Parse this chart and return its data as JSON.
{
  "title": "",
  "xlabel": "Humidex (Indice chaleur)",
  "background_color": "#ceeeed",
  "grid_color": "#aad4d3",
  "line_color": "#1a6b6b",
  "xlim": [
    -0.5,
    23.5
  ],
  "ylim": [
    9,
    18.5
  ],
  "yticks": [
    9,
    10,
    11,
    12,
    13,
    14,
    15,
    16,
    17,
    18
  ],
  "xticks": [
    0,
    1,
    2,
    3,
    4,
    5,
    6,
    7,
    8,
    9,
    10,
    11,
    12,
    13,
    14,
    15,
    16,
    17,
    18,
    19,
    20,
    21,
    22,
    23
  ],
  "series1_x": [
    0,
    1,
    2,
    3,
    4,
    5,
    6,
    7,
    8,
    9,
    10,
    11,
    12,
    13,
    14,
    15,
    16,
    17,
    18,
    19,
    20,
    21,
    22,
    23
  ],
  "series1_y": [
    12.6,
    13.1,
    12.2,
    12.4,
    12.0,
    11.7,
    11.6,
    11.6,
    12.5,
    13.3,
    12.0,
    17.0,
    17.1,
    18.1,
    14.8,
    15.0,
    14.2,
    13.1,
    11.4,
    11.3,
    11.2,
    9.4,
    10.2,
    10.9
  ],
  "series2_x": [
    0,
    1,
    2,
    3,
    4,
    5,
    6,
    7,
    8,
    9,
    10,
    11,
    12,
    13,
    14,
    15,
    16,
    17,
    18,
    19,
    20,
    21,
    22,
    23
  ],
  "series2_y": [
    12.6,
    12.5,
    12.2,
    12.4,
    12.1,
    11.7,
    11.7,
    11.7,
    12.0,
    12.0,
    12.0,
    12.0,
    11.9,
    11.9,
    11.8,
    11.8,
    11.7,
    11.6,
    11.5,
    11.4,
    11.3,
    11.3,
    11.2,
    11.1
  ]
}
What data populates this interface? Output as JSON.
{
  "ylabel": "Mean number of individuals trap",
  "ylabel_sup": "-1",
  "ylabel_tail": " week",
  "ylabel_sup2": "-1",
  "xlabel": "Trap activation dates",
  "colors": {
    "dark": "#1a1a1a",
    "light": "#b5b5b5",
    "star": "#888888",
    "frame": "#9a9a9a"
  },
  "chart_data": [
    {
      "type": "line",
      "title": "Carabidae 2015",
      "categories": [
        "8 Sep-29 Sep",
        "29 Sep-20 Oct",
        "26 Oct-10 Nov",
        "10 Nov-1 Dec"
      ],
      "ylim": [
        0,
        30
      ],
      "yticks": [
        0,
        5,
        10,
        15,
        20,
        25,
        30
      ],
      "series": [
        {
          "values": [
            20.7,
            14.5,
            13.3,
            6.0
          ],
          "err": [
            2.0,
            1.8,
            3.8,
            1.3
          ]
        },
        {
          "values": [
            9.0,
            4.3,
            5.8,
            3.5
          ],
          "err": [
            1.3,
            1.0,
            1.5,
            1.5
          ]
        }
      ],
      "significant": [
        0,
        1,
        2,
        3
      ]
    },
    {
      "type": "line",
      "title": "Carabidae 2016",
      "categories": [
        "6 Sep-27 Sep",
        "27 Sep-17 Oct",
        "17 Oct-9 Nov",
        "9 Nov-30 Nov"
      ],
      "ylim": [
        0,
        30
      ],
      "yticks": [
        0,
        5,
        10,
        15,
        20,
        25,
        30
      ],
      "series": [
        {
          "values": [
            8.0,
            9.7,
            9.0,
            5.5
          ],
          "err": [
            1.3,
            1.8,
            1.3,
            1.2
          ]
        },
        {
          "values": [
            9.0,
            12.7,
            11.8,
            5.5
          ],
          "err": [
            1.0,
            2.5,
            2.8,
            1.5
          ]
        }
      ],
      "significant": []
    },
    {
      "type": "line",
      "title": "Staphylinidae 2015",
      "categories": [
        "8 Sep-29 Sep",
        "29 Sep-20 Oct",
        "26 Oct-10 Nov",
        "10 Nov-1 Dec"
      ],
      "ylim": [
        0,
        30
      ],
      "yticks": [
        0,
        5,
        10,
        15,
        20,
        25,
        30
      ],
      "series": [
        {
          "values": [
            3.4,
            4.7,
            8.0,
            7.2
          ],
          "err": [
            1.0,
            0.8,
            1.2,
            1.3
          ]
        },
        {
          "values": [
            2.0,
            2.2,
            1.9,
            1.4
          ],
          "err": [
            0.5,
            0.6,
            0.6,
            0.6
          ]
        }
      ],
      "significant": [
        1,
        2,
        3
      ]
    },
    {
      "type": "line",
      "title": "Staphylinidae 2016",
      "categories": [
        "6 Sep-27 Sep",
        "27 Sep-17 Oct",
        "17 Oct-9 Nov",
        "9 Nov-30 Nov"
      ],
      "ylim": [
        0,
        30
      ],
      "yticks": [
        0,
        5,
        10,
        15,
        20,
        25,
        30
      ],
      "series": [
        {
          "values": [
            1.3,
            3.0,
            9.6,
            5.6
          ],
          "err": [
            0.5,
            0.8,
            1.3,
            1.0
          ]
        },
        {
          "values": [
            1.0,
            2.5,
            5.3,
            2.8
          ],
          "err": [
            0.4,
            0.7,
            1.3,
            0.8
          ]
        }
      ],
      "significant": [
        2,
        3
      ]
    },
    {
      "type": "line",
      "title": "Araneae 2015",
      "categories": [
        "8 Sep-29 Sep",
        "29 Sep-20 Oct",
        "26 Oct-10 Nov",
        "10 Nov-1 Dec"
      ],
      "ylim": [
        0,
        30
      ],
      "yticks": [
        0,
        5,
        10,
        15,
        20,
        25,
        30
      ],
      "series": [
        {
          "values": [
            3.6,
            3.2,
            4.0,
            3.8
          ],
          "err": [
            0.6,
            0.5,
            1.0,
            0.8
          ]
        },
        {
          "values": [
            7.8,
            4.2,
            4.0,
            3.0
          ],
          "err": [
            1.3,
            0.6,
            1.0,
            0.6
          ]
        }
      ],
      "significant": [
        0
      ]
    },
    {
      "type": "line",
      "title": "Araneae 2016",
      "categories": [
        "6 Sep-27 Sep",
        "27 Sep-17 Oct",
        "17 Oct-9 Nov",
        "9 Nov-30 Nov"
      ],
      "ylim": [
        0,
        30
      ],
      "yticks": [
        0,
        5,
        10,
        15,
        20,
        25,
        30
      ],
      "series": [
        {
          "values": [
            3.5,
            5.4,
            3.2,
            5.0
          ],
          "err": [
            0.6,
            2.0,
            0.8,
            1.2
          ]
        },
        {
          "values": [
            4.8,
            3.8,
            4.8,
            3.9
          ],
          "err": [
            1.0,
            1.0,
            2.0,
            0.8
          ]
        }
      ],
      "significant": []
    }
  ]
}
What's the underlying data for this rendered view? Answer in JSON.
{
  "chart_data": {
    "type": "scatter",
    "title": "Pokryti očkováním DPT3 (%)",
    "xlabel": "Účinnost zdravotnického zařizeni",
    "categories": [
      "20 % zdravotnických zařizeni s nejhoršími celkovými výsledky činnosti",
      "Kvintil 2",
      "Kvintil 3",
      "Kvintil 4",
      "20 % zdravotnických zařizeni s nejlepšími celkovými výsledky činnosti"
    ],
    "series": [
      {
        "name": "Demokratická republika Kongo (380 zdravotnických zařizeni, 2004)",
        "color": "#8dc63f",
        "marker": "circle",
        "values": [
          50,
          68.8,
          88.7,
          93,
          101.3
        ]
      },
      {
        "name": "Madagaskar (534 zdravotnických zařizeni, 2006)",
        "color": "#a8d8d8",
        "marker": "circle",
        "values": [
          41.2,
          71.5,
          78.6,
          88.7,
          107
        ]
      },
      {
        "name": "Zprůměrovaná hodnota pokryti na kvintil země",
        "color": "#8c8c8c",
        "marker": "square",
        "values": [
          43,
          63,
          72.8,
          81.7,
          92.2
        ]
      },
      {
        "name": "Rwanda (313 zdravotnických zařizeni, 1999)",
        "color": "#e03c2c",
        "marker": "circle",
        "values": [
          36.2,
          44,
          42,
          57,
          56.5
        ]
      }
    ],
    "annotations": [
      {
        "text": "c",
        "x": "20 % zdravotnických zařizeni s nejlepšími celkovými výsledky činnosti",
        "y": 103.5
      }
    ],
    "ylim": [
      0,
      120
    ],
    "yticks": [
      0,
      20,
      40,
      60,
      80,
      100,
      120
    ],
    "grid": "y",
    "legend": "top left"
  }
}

### Exercise directions
From the data above, gather every line that includes the word "Carabidae".

### The response
      "title": "Carabidae 2015",
      "title": "Carabidae 2016",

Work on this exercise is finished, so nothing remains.